→ **Dataset excerpts**
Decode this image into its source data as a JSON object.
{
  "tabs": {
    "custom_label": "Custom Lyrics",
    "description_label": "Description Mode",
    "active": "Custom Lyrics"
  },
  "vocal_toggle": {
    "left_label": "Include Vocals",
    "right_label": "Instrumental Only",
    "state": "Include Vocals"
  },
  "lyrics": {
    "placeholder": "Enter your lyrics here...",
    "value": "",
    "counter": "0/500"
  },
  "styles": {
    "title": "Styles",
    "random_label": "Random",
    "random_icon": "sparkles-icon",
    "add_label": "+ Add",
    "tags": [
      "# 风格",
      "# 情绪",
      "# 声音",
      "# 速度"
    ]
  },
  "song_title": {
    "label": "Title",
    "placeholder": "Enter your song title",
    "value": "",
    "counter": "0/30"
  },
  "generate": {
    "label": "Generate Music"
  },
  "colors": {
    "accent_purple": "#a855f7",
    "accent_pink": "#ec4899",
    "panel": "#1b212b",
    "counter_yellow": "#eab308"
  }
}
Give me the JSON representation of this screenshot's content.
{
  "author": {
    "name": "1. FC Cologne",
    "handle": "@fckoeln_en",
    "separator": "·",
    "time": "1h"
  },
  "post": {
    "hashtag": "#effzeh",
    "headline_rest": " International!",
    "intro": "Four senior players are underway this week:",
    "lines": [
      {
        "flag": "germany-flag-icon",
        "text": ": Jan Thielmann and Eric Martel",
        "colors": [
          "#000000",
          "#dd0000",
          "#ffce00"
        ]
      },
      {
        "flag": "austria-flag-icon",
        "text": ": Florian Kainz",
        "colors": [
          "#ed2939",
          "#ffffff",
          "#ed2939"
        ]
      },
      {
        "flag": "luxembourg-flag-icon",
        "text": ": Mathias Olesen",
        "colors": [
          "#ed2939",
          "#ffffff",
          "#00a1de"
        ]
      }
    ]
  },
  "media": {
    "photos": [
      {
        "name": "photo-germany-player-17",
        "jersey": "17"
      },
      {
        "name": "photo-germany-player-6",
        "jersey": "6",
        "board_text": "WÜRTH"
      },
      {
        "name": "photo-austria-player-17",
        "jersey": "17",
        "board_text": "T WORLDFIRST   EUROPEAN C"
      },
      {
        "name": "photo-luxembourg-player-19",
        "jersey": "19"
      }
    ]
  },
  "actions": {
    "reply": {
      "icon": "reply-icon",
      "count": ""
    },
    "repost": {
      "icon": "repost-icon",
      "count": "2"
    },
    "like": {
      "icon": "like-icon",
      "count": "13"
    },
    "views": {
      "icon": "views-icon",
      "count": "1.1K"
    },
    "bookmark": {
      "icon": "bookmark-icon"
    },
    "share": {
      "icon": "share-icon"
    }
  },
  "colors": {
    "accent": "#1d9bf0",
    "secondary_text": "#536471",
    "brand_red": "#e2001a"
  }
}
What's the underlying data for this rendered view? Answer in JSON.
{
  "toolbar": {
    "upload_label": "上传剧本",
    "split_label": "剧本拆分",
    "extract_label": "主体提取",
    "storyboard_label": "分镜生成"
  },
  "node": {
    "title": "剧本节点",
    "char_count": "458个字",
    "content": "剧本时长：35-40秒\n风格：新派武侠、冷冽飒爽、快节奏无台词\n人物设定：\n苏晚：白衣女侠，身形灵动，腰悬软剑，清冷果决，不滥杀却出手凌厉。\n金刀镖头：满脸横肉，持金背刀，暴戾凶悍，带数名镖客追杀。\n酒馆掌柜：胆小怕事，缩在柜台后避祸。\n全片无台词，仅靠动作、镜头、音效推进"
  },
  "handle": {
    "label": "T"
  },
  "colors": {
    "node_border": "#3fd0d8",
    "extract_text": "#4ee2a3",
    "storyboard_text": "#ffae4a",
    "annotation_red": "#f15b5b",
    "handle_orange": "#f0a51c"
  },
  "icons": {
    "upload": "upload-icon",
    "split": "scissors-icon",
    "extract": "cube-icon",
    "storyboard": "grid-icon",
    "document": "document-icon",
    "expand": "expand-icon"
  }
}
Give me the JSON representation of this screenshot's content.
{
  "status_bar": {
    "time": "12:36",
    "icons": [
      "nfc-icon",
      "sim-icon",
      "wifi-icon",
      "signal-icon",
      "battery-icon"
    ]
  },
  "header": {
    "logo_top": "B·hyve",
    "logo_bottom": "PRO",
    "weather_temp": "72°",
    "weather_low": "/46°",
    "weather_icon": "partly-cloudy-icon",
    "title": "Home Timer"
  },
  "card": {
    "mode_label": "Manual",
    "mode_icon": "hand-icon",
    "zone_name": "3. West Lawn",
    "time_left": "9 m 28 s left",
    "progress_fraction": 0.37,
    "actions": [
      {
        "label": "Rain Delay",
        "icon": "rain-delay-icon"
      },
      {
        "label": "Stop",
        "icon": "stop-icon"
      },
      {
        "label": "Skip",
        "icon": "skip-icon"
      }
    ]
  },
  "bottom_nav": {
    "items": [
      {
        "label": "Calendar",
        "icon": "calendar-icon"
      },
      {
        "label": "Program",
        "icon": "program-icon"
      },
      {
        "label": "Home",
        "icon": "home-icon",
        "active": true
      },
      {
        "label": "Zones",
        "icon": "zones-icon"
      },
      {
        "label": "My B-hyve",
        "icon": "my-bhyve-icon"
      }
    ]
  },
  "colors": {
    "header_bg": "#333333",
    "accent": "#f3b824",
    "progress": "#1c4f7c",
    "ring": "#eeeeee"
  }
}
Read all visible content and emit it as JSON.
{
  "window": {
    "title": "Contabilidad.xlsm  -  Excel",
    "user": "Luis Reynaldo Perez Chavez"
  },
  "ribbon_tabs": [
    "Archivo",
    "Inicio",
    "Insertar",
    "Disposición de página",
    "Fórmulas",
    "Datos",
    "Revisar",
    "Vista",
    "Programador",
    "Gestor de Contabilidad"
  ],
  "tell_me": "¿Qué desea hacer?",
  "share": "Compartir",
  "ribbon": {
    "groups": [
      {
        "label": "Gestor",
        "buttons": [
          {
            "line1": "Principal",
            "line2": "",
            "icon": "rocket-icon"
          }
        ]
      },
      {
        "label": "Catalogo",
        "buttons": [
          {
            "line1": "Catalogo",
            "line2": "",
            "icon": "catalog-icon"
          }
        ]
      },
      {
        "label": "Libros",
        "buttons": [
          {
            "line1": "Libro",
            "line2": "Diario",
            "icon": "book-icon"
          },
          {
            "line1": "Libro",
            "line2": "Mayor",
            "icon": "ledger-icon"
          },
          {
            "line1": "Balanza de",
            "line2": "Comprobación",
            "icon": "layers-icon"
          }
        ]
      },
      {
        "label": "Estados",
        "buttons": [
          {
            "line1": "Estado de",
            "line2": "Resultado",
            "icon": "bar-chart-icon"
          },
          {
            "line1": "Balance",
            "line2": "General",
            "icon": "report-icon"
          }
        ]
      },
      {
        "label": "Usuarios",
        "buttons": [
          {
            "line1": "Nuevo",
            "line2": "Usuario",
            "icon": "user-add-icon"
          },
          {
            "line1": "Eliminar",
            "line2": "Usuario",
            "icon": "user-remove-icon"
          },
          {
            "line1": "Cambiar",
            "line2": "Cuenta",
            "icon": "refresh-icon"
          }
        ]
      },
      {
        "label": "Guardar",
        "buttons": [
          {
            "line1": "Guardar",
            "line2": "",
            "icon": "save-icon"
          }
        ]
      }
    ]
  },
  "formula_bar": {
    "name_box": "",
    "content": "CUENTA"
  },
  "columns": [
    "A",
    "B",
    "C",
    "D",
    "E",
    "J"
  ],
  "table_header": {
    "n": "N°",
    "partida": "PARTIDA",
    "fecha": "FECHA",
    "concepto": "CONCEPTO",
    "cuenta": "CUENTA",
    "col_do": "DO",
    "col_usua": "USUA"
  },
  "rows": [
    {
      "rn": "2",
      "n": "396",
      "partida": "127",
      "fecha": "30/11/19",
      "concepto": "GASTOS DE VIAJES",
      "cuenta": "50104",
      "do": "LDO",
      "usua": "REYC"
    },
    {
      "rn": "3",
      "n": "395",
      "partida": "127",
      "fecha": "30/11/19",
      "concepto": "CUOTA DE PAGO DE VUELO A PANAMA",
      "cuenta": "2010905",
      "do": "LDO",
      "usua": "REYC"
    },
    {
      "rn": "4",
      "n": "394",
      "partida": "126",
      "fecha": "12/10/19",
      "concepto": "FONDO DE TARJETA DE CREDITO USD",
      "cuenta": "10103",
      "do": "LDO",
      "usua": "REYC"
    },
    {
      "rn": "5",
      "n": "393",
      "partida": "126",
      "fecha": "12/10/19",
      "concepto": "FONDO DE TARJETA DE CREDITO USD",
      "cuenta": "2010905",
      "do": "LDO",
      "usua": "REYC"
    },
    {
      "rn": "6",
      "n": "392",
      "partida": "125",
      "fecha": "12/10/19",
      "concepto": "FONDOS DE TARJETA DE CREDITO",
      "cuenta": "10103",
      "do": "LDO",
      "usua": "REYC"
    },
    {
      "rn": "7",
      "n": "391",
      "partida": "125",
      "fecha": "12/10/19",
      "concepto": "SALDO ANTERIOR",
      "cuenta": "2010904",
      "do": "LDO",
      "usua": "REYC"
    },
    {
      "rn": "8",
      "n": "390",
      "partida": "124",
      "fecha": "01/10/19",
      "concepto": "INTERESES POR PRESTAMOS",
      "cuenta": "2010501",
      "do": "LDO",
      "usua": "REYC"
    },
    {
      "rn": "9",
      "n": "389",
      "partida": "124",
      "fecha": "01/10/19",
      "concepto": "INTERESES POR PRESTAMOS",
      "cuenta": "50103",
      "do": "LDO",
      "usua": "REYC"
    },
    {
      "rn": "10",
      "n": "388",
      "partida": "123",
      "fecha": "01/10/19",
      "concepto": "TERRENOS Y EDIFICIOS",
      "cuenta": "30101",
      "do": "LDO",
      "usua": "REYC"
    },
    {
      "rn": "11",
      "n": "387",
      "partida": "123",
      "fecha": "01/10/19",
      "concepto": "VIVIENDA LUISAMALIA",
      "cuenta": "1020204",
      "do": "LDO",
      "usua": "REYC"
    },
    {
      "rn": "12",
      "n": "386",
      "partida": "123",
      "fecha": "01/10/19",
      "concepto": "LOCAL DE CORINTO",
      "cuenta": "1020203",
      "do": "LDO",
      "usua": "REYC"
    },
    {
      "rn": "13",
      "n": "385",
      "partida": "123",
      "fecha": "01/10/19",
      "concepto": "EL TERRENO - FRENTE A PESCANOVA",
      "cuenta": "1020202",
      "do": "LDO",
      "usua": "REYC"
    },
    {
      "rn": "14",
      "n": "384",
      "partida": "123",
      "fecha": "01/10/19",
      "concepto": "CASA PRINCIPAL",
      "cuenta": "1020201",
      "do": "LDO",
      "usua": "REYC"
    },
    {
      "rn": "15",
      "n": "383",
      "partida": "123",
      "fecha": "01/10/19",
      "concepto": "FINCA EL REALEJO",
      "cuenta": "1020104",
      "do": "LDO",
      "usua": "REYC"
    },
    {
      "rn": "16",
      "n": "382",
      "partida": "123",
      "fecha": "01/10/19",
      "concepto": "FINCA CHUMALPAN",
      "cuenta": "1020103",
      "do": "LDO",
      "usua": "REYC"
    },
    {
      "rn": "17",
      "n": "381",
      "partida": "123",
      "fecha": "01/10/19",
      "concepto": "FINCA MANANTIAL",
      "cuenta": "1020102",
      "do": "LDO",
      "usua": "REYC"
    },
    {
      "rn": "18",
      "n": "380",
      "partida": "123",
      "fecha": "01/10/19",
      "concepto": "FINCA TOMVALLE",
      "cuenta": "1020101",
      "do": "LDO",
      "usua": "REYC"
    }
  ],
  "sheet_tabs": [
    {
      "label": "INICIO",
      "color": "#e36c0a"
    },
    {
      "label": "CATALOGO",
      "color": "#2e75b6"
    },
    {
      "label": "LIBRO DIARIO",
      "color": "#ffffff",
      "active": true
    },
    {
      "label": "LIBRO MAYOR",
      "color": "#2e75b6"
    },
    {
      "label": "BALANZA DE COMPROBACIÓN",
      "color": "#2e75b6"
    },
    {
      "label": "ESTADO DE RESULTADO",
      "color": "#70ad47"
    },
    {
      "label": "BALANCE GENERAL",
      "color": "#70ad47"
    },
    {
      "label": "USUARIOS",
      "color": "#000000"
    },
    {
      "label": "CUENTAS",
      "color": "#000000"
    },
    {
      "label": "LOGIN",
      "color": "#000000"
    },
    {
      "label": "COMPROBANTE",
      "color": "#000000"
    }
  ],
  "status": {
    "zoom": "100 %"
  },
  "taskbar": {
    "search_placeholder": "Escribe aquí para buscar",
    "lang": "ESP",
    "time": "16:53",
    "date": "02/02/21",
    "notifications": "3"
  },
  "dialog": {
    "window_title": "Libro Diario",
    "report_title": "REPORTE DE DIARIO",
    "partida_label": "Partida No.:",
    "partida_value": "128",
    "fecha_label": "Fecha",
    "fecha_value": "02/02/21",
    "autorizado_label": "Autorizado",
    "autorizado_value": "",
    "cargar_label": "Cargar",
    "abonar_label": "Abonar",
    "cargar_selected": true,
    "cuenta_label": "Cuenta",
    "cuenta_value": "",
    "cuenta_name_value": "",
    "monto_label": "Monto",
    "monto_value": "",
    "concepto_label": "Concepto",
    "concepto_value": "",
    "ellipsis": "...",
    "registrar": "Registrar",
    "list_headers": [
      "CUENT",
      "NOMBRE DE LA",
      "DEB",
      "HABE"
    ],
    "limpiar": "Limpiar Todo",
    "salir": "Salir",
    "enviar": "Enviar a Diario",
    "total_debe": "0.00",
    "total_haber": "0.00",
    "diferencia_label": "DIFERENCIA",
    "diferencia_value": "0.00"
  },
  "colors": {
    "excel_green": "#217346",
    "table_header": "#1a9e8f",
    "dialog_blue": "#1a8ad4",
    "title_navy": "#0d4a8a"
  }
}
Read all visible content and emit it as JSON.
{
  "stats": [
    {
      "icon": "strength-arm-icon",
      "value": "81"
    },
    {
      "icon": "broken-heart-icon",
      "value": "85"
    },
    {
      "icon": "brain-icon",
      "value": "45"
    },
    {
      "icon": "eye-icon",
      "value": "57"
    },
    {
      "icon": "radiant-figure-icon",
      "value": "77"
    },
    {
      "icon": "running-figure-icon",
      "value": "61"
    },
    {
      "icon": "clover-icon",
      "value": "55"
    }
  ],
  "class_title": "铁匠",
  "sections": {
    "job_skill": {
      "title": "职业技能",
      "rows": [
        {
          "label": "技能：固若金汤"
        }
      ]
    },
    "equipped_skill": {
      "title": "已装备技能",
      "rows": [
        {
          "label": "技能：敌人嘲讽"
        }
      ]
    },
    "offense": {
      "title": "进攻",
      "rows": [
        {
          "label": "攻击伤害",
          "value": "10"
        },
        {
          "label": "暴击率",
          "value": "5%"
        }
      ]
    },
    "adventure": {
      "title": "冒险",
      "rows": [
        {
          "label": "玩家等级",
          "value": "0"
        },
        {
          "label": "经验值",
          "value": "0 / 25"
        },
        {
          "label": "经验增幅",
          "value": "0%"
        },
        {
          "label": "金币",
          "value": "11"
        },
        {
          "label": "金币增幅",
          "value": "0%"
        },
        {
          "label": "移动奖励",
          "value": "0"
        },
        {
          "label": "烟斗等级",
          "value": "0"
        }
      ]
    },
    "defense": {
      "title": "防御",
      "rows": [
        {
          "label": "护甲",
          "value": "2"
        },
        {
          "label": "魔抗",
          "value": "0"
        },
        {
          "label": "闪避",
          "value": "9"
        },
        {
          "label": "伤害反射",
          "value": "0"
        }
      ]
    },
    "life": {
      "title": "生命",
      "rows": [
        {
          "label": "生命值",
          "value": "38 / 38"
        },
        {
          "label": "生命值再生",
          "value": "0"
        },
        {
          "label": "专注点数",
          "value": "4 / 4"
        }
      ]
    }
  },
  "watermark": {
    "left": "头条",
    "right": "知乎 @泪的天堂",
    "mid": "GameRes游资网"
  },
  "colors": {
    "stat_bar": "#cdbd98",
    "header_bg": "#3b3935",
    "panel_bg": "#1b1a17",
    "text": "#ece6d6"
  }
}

→ **PROBLEM TO WORK ON**
In the listing, find every line containing the word "share" and list it.

→ **SOLVED PROBLEM**
    "share": {
      "icon": "share-icon"
  "share": "Compartir",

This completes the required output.